Stated goal 1:
From the passage on real-life "vampires" below, set down the text from "Arnold Paole: In" up to and including "the New World.".
Stated goal 2:
In the passage on real-life "vampires" below, what accident caused Arnold Paole to break his neck?

Given text:

Here are a few “vampires” from America and elsewhere, the real lives behind our modern legends.
Peter Plogojowitz: This Serbian villager and accused bloodsucker was exhumed and staked through the heart a few weeks after his death in 1725. In his book, “Vampires, Burial, and Death,” folklorist Paul Barber treats Plogojowitz as the quintessential European vampire, because his exhumation closely follows the broader pattern of the superstition. Plogojowitz was the first in his village to die of a sickness, and subsequent local deaths were blamed on his late-night predations. A rather gruesome-sounding autopsy revealed what were considered the tell-tale signs of vampirism:
“I did not detect the slightest odor that is otherwise characteristic of the dead, and the body…was completely fresh,” one witness wrote. “The hair and beard… had grown on him; the old skin, which was somewhat whitish, had peeled away, and a new fresh one had emerged under it … Not without astonishment, I saw some fresh blood in his mouth.”
Arnold Paole: In the early 18th century, this rural Serbian broke his neck after a fall from a hay wagon. Like many others before him, he was accused of posthumous vampirism and exhumed after a series of deaths in his village; many of his supposed victims were dug up as well. Austrian military authorities in control of the region investigated the deaths, and their published account was widely circulated. Paole’s case is thus credited with spreading the vampire superstition to Western Europe, where it took hold before reaching the New World.

(Annotated element listings)
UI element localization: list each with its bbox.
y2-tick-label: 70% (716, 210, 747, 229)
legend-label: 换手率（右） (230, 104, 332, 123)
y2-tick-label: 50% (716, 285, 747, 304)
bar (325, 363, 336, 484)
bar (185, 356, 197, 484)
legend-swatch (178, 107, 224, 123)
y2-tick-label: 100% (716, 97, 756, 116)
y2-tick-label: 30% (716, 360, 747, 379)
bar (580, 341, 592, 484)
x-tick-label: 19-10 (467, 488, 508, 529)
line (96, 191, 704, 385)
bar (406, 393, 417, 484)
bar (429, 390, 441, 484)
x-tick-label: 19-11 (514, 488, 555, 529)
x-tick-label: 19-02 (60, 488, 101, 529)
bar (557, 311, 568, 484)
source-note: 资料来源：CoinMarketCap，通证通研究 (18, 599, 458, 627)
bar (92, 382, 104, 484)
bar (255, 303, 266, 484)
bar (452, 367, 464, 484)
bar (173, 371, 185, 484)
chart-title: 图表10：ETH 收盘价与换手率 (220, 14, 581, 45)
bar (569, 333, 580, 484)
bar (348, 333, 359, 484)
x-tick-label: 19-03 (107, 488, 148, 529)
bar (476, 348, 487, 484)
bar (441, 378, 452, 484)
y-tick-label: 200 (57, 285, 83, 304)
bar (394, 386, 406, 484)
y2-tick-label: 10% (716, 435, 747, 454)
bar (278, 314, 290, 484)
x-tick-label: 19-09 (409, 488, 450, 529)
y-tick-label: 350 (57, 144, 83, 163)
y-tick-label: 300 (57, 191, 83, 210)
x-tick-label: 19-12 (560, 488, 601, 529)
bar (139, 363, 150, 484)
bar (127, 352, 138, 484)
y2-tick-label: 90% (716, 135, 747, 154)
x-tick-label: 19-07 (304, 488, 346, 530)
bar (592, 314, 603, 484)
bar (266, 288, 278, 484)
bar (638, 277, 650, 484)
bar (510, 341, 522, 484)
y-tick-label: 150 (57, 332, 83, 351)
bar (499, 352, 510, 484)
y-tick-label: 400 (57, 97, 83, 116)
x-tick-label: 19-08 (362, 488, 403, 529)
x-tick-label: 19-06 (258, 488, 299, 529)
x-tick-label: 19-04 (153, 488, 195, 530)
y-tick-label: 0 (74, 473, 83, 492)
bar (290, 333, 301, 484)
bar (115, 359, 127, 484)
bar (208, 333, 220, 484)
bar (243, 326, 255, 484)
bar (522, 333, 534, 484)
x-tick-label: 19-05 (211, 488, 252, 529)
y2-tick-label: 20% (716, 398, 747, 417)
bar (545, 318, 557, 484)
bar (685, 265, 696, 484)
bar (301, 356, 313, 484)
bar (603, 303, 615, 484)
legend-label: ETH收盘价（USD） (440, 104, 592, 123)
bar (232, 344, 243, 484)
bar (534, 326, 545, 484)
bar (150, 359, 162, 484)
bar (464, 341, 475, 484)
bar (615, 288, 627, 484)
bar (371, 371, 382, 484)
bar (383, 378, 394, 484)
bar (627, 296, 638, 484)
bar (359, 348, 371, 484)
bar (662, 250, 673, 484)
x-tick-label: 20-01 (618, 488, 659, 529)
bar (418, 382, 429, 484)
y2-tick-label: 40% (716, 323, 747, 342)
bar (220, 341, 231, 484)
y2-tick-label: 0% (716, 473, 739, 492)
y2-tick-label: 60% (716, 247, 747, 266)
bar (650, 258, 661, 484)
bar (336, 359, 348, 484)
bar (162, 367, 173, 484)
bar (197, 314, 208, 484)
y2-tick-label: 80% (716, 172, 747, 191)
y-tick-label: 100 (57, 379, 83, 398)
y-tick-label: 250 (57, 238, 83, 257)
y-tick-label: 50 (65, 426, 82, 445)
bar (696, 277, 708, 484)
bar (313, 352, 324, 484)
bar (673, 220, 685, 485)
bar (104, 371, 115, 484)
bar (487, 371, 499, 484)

Exercise response 1:
Arnold Paole: In the early 18th century, this rural Serbian broke his neck after a fall from a hay wagon. Like many others before him, he was accused of posthumous vampirism and exhumed after a series of deaths in his village; many of his supposed victims were dug up as well. Austrian military authorities in control of the region investigated the deaths, and their published account was widely circulated. Paole’s case is thus credited with spreading the vampire superstition to Western Europe, where it took hold before reaching the New World.

Exercise response 2:
He fell from a hay wagon.